Error Budget > 75%: Ship aggressively
Error Budget 25-75%: Normal velocity
Error Budget < 25%: Slow down, increase testing
Error Budget = 0%: Feature freeze, reliability only

Reliability Patterns

Circuit Breaker

class CircuitBreaker {
  constructor({ threshold = 5, timeout = 60000 }) {
    this.state = 'CLOSED';
    this.failures = 0;
    this.threshold = threshold;
    this.timeout = timeout;
  }
  
  async call(fn) {
    if (this.state === 'OPEN') {
      if (Date.now() - this.openedAt > this.timeout) {
        this.state = 'HALF_OPEN';
      } else {
        throw new Error('Circuit breaker is OPEN');
      }
    }
    
    try {
      const result = await fn();
      this.onSuccess();
      return result;
    } catch (error) {
      this.onFailure();
      throw error;
    }
  }
  
  onSuccess() {
    this.failures = 0;
    this.state = 'CLOSED';
  }
  
  onFailure() {
    this.failures++;
    if (this.failures >= this.threshold) {
      this.state = 'OPEN';
      this.openedAt = Date.now();
    }
  }
}

Retry with Exponential Backoff

async function retryWithBackoff(fn, maxRetries = 3) {
  for (let i = 0; i < maxRetries; i++) {
    try {
      return await fn();
    } catch (error) {
      if (i === maxRetries - 1) throw error;
      
      const delay = Math.min(1000 * Math.pow(2, i), 10000);
      const jitter = Math.random() * 1000;
      
      await sleep(delay + jitter);
    }
  }
}

Rate Limiting

class TokenBucket {
  constructor({ capacity, refillRate }) {
    this.capacity = capacity;
    this.tokens = capacity;
    this.refillRate = refillRate;
    this.lastRefill = Date.now();
  }
  
  tryConsume(tokens = 1) {
    this.refill();
    
    if (this.tokens >= tokens) {
      this.tokens -= tokens;
      return true;
    }
    return false;
  }
  
  refill() {
    const now = Date.now();
    const elapsed = (now - this.lastRefill) / 1000;
    const tokensToAdd = elapsed * this.refillRate;
    
    this.tokens = Math.min(
      this.capacity,
      this.tokens + tokensToAdd
    );
    this.lastRefill = now;
  }
}

Bulkhead

class Bulkhead {
  constructor({ maxConcurrent }) {
    this.maxConcurrent = maxConcurrent;
    this.current = 0;
    this.queue = [];
  }
  
  async execute(fn) {
    while (this.current >= this.maxConcurrent) {
      await new Promise(resolve => this.queue.push(resolve));
    }
    
    this.current++;
    try {
      return await fn();
    } finally {
      this.current--;
      if (this.queue.length > 0) {
        const resolve = this.queue.shift();
        resolve();
      }
    }
  }
}

Graceful Degradation

async function getRecommendations(userId) {
  try {
    // Try personalized recommendations
    return await recommendationService.getPersonalized(userId, {
      timeout: 500, // Fail fast
    });
  } catch (error) {
    logger.warn('Personalized recommendations failed, falling back', {
      userId,
      error: error.message,
    });
    
    try {
      // Fall back to popular items
      return await cache.get('popular_items');
    } catch (fallbackError) {
      // Final fallback
      return DEFAULT_RECOMMENDATIONS;
    }
  }
}

Capacity Planning

Utilization Tracking

# Current utilization
current_utilization = 
  sum(rate(http_requests_total[5m]))

- Problems and tasks -
**A.** Answer these questions from the reliability patterns text:
(i) What does the text call for when the error budget is 0%?
(ii) What is the default failure threshold in the CircuitBreaker constructor?
(iii) What timeout value does getRecommendations pass when requesting personalized recommendations?
**B.** Decide whether each statement agrees with the reliability patterns text. Answer yes or no, and quote the words of the text that settle it.
(i) An error budget between 25% and 75% calls for slowing down.
(ii) In retryWithBackoff, the delay before jitter is capped at 10000.
(iii) The default number of retries in retryWithBackoff is 5.
**C.** Pick up the reliability patterns text from its last line and continue it.
The data have no connection to the reliability patterns text.

[Document layout detection data]

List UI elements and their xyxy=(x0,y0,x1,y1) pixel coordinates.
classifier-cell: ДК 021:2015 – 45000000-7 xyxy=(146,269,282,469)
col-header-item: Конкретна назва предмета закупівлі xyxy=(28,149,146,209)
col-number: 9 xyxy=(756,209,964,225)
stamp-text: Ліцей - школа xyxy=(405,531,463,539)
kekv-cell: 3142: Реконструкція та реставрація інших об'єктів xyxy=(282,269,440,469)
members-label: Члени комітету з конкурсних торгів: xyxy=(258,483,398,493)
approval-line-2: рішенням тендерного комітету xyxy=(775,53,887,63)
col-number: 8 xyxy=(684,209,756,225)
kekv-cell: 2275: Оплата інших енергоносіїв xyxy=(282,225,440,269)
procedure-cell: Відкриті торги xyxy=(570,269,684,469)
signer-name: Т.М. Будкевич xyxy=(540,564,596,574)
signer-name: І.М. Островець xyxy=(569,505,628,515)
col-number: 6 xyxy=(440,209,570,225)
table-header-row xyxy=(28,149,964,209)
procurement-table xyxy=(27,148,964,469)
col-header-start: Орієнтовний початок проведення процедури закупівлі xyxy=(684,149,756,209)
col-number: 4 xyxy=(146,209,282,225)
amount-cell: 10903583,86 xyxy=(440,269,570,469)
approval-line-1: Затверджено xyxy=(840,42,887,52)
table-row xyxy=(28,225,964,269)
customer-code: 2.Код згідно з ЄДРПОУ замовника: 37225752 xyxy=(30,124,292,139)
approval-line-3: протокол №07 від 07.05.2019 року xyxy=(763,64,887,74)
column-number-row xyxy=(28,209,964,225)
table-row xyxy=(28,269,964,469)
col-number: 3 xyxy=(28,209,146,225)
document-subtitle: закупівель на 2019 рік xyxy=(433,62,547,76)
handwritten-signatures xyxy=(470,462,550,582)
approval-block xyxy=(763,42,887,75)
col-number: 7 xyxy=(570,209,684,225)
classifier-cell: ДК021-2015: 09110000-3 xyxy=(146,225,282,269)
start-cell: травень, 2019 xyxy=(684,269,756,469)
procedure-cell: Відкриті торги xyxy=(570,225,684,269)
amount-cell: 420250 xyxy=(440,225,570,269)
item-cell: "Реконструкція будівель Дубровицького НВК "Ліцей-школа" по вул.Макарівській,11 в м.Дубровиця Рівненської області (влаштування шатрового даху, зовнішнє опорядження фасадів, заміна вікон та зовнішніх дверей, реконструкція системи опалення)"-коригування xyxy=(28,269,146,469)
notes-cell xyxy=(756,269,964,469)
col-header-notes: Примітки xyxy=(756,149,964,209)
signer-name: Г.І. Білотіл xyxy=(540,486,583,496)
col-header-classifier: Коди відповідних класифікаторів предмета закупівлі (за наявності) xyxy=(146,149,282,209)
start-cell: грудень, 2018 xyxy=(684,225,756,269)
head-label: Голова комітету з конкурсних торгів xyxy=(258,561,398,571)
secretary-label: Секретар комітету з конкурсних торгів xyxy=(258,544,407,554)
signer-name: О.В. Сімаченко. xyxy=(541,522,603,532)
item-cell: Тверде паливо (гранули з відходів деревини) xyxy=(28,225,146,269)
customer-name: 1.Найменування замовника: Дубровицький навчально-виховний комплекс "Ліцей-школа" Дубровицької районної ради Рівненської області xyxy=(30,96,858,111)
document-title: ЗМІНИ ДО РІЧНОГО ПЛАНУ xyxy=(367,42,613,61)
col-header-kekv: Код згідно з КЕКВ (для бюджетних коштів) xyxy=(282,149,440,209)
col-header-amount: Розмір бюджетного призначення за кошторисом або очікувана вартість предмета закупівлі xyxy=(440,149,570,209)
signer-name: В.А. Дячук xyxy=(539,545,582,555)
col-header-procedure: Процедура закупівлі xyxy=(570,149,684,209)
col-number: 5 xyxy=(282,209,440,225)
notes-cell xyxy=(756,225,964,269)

- Results for the exercise -
**A.**
(i) Feature freeze, reliability only.
(ii) 5.
(iii) 500.

**B.**
(i) No: "Error Budget 25-75%: Normal velocity"
(ii) Yes: "Math.min(1000 * Math.pow(2, i), 10000)"
(iii) No: "maxRetries = 3"

**C.**
  / capacity_requests_per_second

# Alert when approaching capacity
- alert: HighUtilization
  expr: current_utilization > 0.80
  for: 10m

Growth Projection

Current QPS: 1,000
Growth rate: 20% per month
Capacity per instance: 100 QPS
Current instances: 12

In 6 months:
Projected QPS: 1,000 * (1.20)^6 = 2,986
Instances needed: 2,986 / 100 = 30

Load Testing

// k6 load test
import http from 'k6/http';
import { check, sleep } from 'k6';

export const options = {
  stages: [
    { duration: '2m', target: 100 },   // Ramp up
    { duration: '5m', target: 100 },   // Steady state
    { duration: '2m', target: 200 },   // Spike
    { duration: '5m', target: 200 },   // Higher steady
    { duration: '2m', target: 0 },     // Ramp down
  ],
  thresholds: {
    http_req_duration: ['p(95)<500'],  // 95% under 500ms
    http_req_failed: ['rate<0.01'],     // Less than 1% errors
  },
};

export default function () {
  const res = http.get('https://api.example.com/endpoint');
  check(res, {
    'status is 200': (r) => r.status === 200,
    'response time < 500ms': (r) => r.timings.duration < 500,
  });
  sleep(1);
}

Chaos Engineering

Fault Injection

// Inject latency
function withLatencyInjection(fn, { probability = 0.1, delayMs = 1000 }) {
  return async (...args) => {
    if (Math.random() < probability) {
      await sleep(delayMs);
    }
    return fn(...args);
  };
}

// Inject failures
function withFailureInjection(fn, { probability = 0.05 }) {
  return async (...args) => {
    if (Math.random() < probability) {
      throw new Error('Injected failure');
    }
    return fn(...args);
  };
}

Best Practices

Design for Failure

Assume all dependencies can fail
Have fallback options
Fail fast and timeout quickly
Implement retries with backoff

Measure User Impact

SLOs should reflect user experience
Don't alert on internal metrics alone
Track real user monitoring (RUM)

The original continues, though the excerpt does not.